• PROBLEM: Wherever the string "заработка" occurs in a line of these records, report that line.

• DATA FOR PROCESSING:
────
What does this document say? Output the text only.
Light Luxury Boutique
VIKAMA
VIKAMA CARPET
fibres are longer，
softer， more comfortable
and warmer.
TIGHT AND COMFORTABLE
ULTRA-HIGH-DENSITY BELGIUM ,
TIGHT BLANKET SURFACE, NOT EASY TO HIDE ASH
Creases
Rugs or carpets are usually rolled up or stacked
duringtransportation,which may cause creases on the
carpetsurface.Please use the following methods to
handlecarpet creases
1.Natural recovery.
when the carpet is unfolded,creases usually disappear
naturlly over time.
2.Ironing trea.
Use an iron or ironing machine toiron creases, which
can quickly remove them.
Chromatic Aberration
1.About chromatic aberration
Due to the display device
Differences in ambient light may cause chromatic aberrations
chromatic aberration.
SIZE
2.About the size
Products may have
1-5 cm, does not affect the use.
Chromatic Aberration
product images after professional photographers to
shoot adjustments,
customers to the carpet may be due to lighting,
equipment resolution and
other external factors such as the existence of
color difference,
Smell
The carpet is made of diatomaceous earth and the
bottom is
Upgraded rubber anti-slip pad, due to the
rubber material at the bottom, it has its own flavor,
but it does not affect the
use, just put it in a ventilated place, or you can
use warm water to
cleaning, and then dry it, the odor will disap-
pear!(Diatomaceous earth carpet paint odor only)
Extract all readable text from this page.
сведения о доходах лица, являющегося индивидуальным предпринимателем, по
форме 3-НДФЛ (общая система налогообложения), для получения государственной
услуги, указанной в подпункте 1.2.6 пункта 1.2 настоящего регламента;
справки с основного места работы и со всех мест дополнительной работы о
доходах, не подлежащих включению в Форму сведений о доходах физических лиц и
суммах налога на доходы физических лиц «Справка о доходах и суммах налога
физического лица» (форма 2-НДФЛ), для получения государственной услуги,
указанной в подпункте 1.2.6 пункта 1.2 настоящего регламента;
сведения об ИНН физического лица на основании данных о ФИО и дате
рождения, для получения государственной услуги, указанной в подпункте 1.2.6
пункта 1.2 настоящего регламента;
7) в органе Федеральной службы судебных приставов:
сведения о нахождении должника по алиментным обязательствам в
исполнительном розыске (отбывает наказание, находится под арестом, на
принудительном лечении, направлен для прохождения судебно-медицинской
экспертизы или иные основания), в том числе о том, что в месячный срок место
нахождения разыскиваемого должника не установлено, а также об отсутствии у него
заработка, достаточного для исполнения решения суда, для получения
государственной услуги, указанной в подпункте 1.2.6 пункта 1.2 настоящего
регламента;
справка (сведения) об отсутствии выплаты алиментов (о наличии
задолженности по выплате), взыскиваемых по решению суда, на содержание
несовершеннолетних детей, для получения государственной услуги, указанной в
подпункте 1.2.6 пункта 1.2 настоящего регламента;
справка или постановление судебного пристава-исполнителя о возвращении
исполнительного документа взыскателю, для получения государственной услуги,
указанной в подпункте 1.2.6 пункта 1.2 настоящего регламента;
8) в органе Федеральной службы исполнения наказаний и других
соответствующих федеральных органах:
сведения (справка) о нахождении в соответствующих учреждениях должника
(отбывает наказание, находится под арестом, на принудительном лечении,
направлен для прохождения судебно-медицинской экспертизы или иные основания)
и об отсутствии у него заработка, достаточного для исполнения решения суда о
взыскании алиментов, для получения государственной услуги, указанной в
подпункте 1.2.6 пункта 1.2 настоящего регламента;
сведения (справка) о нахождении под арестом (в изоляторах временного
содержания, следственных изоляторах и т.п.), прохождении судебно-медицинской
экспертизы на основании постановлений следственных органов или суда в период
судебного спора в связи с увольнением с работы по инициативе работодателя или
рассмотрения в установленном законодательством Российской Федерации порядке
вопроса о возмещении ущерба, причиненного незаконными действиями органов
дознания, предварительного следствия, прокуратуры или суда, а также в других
────
• RESULT:
заработка, достаточного для исполнения решения суда, для получения
и об отсутствии у него заработка, достаточного для исполнения решения суда о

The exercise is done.